- **EXERCISE AIM**
Write the data out again in full, with no departure from the original.

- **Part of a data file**
* Start *
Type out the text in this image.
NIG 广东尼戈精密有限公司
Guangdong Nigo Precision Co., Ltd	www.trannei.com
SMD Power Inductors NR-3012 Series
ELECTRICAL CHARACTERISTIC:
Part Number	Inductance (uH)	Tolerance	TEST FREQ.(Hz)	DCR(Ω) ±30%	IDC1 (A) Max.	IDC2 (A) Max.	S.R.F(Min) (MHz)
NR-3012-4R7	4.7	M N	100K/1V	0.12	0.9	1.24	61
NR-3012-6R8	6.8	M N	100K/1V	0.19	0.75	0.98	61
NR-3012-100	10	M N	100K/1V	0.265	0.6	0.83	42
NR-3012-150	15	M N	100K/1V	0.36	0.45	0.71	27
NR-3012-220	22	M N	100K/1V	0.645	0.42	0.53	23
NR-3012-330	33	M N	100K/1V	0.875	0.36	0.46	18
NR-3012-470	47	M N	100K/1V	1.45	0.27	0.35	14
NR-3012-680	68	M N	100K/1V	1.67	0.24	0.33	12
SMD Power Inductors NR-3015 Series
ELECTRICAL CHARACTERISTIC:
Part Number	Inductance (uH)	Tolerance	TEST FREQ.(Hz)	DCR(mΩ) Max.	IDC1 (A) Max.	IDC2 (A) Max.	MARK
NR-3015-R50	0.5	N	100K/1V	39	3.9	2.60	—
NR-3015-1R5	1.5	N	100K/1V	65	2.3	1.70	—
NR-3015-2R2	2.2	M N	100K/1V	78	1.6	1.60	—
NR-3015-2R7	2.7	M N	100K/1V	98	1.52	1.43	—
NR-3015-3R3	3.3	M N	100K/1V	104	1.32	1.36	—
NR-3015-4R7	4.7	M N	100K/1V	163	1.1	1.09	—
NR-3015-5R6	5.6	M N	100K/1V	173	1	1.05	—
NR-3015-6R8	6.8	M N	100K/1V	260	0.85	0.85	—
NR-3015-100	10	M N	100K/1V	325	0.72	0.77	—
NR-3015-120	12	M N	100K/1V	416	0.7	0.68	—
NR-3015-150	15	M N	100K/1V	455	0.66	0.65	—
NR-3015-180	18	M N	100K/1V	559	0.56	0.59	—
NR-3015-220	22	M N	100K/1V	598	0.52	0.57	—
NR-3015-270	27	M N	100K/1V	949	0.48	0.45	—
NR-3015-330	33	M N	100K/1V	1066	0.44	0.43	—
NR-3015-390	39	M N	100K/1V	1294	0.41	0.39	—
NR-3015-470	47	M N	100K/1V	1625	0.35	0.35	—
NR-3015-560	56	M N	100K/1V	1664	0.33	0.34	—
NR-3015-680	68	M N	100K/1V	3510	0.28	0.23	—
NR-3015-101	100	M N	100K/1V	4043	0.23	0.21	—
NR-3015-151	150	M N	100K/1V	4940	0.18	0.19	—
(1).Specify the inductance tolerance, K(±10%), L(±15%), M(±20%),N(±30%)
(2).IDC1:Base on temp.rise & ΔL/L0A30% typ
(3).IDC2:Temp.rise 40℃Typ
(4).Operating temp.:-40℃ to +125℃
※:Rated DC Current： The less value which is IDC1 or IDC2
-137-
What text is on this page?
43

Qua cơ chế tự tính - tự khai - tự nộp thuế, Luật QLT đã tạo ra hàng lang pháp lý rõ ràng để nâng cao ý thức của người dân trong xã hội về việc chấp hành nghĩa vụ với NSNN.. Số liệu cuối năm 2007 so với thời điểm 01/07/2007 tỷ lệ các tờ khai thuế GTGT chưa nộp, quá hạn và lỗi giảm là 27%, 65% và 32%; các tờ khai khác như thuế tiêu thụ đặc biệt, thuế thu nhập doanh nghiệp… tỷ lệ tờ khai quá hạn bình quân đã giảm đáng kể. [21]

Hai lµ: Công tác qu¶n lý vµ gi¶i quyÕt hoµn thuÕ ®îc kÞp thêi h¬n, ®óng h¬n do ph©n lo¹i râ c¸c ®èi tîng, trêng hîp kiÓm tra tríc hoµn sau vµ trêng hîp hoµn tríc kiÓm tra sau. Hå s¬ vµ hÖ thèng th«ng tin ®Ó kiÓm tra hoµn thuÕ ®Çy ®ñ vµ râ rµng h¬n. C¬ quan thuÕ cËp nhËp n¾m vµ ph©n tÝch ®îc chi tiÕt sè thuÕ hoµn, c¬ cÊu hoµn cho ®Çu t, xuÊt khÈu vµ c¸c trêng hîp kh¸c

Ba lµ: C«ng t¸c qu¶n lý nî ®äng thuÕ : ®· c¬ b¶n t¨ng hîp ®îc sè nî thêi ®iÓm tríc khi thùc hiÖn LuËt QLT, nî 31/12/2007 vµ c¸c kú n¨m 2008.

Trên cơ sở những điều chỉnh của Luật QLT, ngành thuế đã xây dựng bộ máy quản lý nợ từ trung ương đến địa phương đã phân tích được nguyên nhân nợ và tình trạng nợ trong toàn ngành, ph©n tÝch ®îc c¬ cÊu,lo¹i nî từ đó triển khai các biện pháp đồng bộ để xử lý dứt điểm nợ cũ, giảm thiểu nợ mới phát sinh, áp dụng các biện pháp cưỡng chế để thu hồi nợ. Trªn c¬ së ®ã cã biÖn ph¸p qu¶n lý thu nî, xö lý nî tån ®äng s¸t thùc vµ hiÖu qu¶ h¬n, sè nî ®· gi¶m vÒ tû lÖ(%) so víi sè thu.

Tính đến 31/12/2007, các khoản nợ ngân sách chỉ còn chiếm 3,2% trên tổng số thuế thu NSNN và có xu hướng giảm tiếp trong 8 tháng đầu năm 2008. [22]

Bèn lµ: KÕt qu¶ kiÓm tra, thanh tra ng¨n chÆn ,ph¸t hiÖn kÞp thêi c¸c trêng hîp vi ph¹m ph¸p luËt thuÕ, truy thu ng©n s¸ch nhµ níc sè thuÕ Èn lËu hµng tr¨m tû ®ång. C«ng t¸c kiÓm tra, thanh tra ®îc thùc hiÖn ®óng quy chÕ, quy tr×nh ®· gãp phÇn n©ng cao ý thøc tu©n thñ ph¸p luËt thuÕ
* End *
- **RESULT OF THE TASK**
Type out the text in this image.
NIG 广东尼戈精密有限公司
Guangdong Nigo Precision Co., Ltd	www.trannei.com
SMD Power Inductors NR-3012 Series
ELECTRICAL CHARACTERISTIC:
Part Number	Inductance (uH)	Tolerance	TEST FREQ.(Hz)	DCR(Ω) ±30%	IDC1 (A) Max.	IDC2 (A) Max.	S.R.F(Min) (MHz)
NR-3012-4R7	4.7	M N	100K/1V	0.12	0.9	1.24	61
NR-3012-6R8	6.8	M N	100K/1V	0.19	0.75	0.98	61
NR-3012-100	10	M N	100K/1V	0.265	0.6	0.83	42
NR-3012-150	15	M N	100K/1V	0.36	0.45	0.71	27
NR-3012-220	22	M N	100K/1V	0.645	0.42	0.53	23
NR-3012-330	33	M N	100K/1V	0.875	0.36	0.46	18
NR-3012-470	47	M N	100K/1V	1.45	0.27	0.35	14
NR-3012-680	68	M N	100K/1V	1.67	0.24	0.33	12
SMD Power Inductors NR-3015 Series
ELECTRICAL CHARACTERISTIC:
Part Number	Inductance (uH)	Tolerance	TEST FREQ.(Hz)	DCR(mΩ) Max.	IDC1 (A) Max.	IDC2 (A) Max.	MARK
NR-3015-R50	0.5	N	100K/1V	39	3.9	2.60	—
NR-3015-1R5	1.5	N	100K/1V	65	2.3	1.70	—
NR-3015-2R2	2.2	M N	100K/1V	78	1.6	1.60	—
NR-3015-2R7	2.7	M N	100K/1V	98	1.52	1.43	—
NR-3015-3R3	3.3	M N	100K/1V	104	1.32	1.36	—
NR-3015-4R7	4.7	M N	100K/1V	163	1.1	1.09	—
NR-3015-5R6	5.6	M N	100K/1V	173	1	1.05	—
NR-3015-6R8	6.8	M N	100K/1V	260	0.85	0.85	—
NR-3015-100	10	M N	100K/1V	325	0.72	0.77	—
NR-3015-120	12	M N	100K/1V	416	0.7	0.68	—
NR-3015-150	15	M N	100K/1V	455	0.66	0.65	—
NR-3015-180	18	M N	100K/1V	559	0.56	0.59	—
NR-3015-220	22	M N	100K/1V	598	0.52	0.57	—
NR-3015-270	27	M N	100K/1V	949	0.48	0.45	—
NR-3015-330	33	M N	100K/1V	1066	0.44	0.43	—
NR-3015-390	39	M N	100K/1V	1294	0.41	0.39	—
NR-3015-470	47	M N	100K/1V	1625	0.35	0.35	—
NR-3015-560	56	M N	100K/1V	1664	0.33	0.34	—
NR-3015-680	68	M N	100K/1V	3510	0.28	0.23	—
NR-3015-101	100	M N	100K/1V	4043	0.23	0.21	—
NR-3015-151	150	M N	100K/1V	4940	0.18	0.19	—
(1).Specify the inductance tolerance, K(±10%), L(±15%), M(±20%),N(±30%)
(2).IDC1:Base on temp.rise & ΔL/L0A30% typ
(3).IDC2:Temp.rise 40℃Typ
(4).Operating temp.:-40℃ to +125℃
※:Rated DC Current： The less value which is IDC1 or IDC2
-137-
What text is on this page?
43

Qua cơ chế tự tính - tự khai - tự nộp thuế, Luật QLT đã tạo ra hàng lang pháp lý rõ ràng để nâng cao ý thức của người dân trong xã hội về việc chấp hành nghĩa vụ với NSNN.. Số liệu cuối năm 2007 so với thời điểm 01/07/2007 tỷ lệ các tờ khai thuế GTGT chưa nộp, quá hạn và lỗi giảm là 27%, 65% và 32%; các tờ khai khác như thuế tiêu thụ đặc biệt, thuế thu nhập doanh nghiệp… tỷ lệ tờ khai quá hạn bình quân đã giảm đáng kể. [21]

Hai lµ: Công tác qu¶n lý vµ gi¶i quyÕt hoµn thuÕ ®îc kÞp thêi h¬n, ®óng h¬n do ph©n lo¹i râ c¸c ®èi tîng, trêng hîp kiÓm tra tríc hoµn sau vµ trêng hîp hoµn tríc kiÓm tra sau. Hå s¬ vµ hÖ thèng th«ng tin ®Ó kiÓm tra hoµn thuÕ ®Çy ®ñ vµ râ rµng h¬n. C¬ quan thuÕ cËp nhËp n¾m vµ ph©n tÝch ®îc chi tiÕt sè thuÕ hoµn, c¬ cÊu hoµn cho ®Çu t, xuÊt khÈu vµ c¸c trêng hîp kh¸c

Ba lµ: C«ng t¸c qu¶n lý nî ®äng thuÕ : ®· c¬ b¶n t¨ng hîp ®îc sè nî thêi ®iÓm tríc khi thùc hiÖn LuËt QLT, nî 31/12/2007 vµ c¸c kú n¨m 2008.

Trên cơ sở những điều chỉnh của Luật QLT, ngành thuế đã xây dựng bộ máy quản lý nợ từ trung ương đến địa phương đã phân tích được nguyên nhân nợ và tình trạng nợ trong toàn ngành, ph©n tÝch ®îc c¬ cÊu,lo¹i nî từ đó triển khai các biện pháp đồng bộ để xử lý dứt điểm nợ cũ, giảm thiểu nợ mới phát sinh, áp dụng các biện pháp cưỡng chế để thu hồi nợ. Trªn c¬ së ®ã cã biÖn ph¸p qu¶n lý thu nî, xö lý nî tån ®äng s¸t thùc vµ hiÖu qu¶ h¬n, sè nî ®· gi¶m vÒ tû lÖ(%) so víi sè thu.

Tính đến 31/12/2007, các khoản nợ ngân sách chỉ còn chiếm 3,2% trên tổng số thuế thu NSNN và có xu hướng giảm tiếp trong 8 tháng đầu năm 2008. [22]

Bèn lµ: KÕt qu¶ kiÓm tra, thanh tra ng¨n chÆn ,ph¸t hiÖn kÞp thêi c¸c trêng hîp vi ph¹m ph¸p luËt thuÕ, truy thu ng©n s¸ch nhµ níc sè thuÕ Èn lËu hµng tr¨m tû ®ång. C«ng t¸c kiÓm tra, thanh tra ®îc thùc hiÖn ®óng quy chÕ, quy tr×nh ®· gãp phÇn n©ng cao ý thøc tu©n thñ ph¸p luËt thuÕ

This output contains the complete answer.